Print the listing in its entirety and exactly, leaving out images.
** Begin **
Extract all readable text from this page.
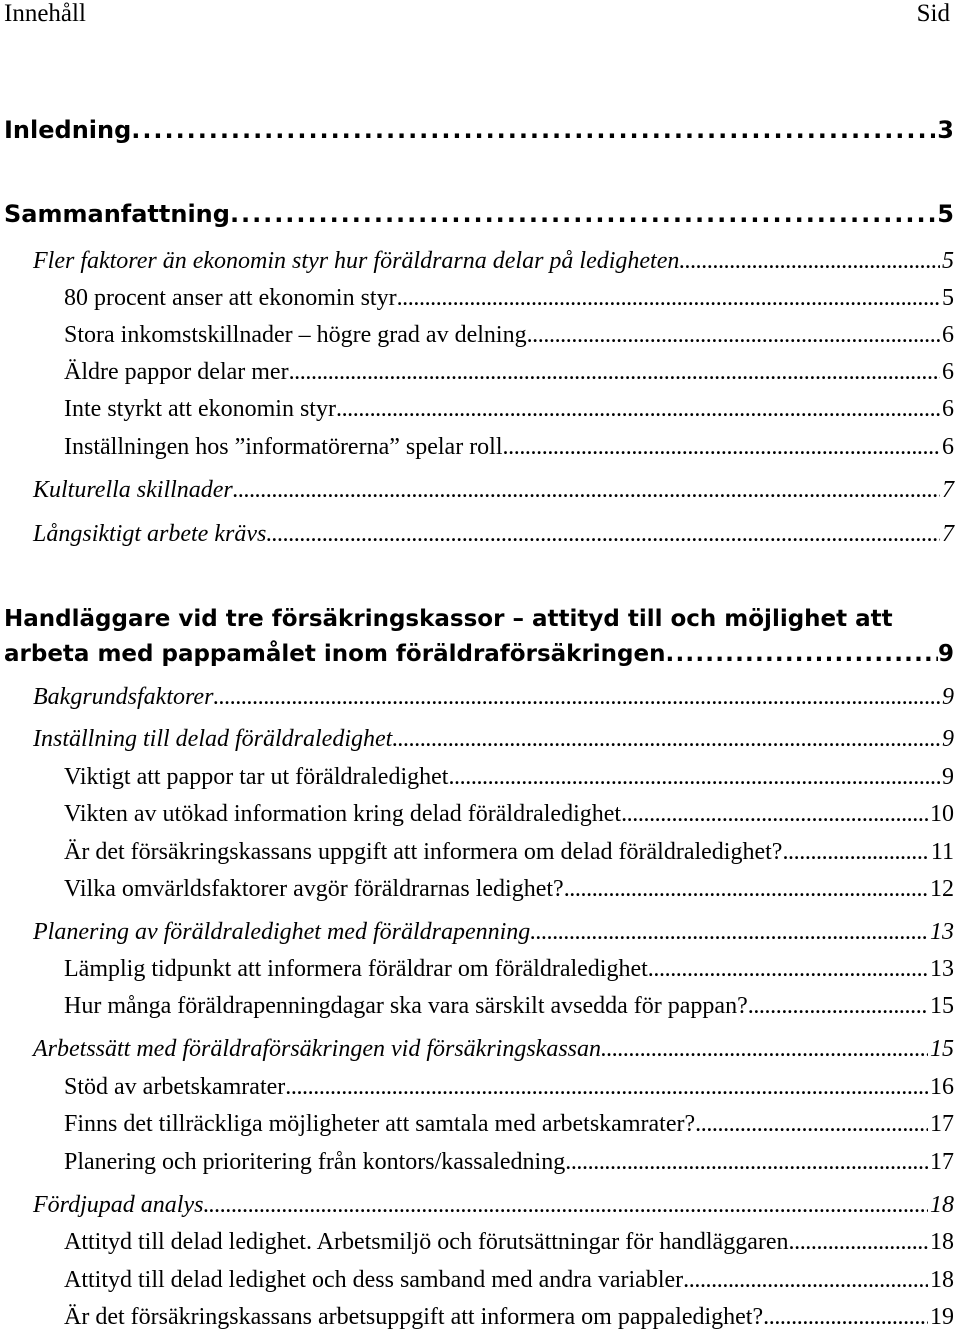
Innehåll	Sid
Inledning . . .	3
Sammanfattning . . .	5
Fler faktorer än ekonomin styr hur föräldrarna delar på ledigheten . . .	5
80 procent anser att ekonomin styr . . .	5
Stora inkomstskillnader – högre grad av delning . . .	6
Äldre pappor delar mer . . .	6
Inte styrkt att ekonomin styr . . .	6
Inställningen hos ”informatörerna” spelar roll . . .	6
Kulturella skillnader . . .	7
Långsiktigt arbete krävs . . .	7
Handläggare vid tre försäkringskassor – attityd till och möjlighet att
arbeta med pappamålet inom föräldraförsäkringen . . .	9
Bakgrundsfaktorer . . .	9
Inställning till delad föräldraledighet . . .	9
Viktigt att pappor tar ut föräldraledighet . . .	9
Vikten av utökad information kring delad föräldraledighet . . .	10
Är det försäkringskassans uppgift att informera om delad föräldraledighet? . . .	11
Vilka omvärldsfaktorer avgör föräldrarnas ledighet? . . .	12
Planering av föräldraledighet med föräldrapenning . . .	13
Lämplig tidpunkt att informera föräldrar om föräldraledighet . . .	13
Hur många föräldrapenningdagar ska vara särskilt avsedda för pappan? . . .	15
Arbetssätt med föräldraförsäkringen vid försäkringskassan . . .	15
Stöd av arbetskamrater . . .	16
Finns det tillräckliga möjligheter att samtala med arbetskamrater? . . .	17
Planering och prioritering från kontors/kassaledning . . .	17
Fördjupad analys . . .	18
Attityd till delad ledighet. Arbetsmiljö och förutsättningar för handläggaren . . .	18
Attityd till delad ledighet och dess samband med andra variabler . . .	18
Är det försäkringskassans arbetsuppgift att informera om pappaledighet? . . .	19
** End **
## Answer below
Extract all readable text from this page.
Innehåll	Sid
Inledning . . .	3
Sammanfattning . . .	5
Fler faktorer än ekonomin styr hur föräldrarna delar på ledigheten . . .	5
80 procent anser att ekonomin styr . . .	5
Stora inkomstskillnader – högre grad av delning . . .	6
Äldre pappor delar mer . . .	6
Inte styrkt att ekonomin styr . . .	6
Inställningen hos ”informatörerna” spelar roll . . .	6
Kulturella skillnader . . .	7
Långsiktigt arbete krävs . . .	7
Handläggare vid tre försäkringskassor – attityd till och möjlighet att
arbeta med pappamålet inom föräldraförsäkringen . . .	9
Bakgrundsfaktorer . . .	9
Inställning till delad föräldraledighet . . .	9
Viktigt att pappor tar ut föräldraledighet . . .	9
Vikten av utökad information kring delad föräldraledighet . . .	10
Är det försäkringskassans uppgift att informera om delad föräldraledighet? . . .	11
Vilka omvärldsfaktorer avgör föräldrarnas ledighet? . . .	12
Planering av föräldraledighet med föräldrapenning . . .	13
Lämplig tidpunkt att informera föräldrar om föräldraledighet . . .	13
Hur många föräldrapenningdagar ska vara särskilt avsedda för pappan? . . .	15
Arbetssätt med föräldraförsäkringen vid försäkringskassan . . .	15
Stöd av arbetskamrater . . .	16
Finns det tillräckliga möjligheter att samtala med arbetskamrater? . . .	17
Planering och prioritering från kontors/kassaledning . . .	17
Fördjupad analys . . .	18
Attityd till delad ledighet. Arbetsmiljö och förutsättningar för handläggaren . . .	18
Attityd till delad ledighet och dess samband med andra variabler . . .	18
Är det försäkringskassans arbetsuppgift att informera om pappaledighet? . . .	19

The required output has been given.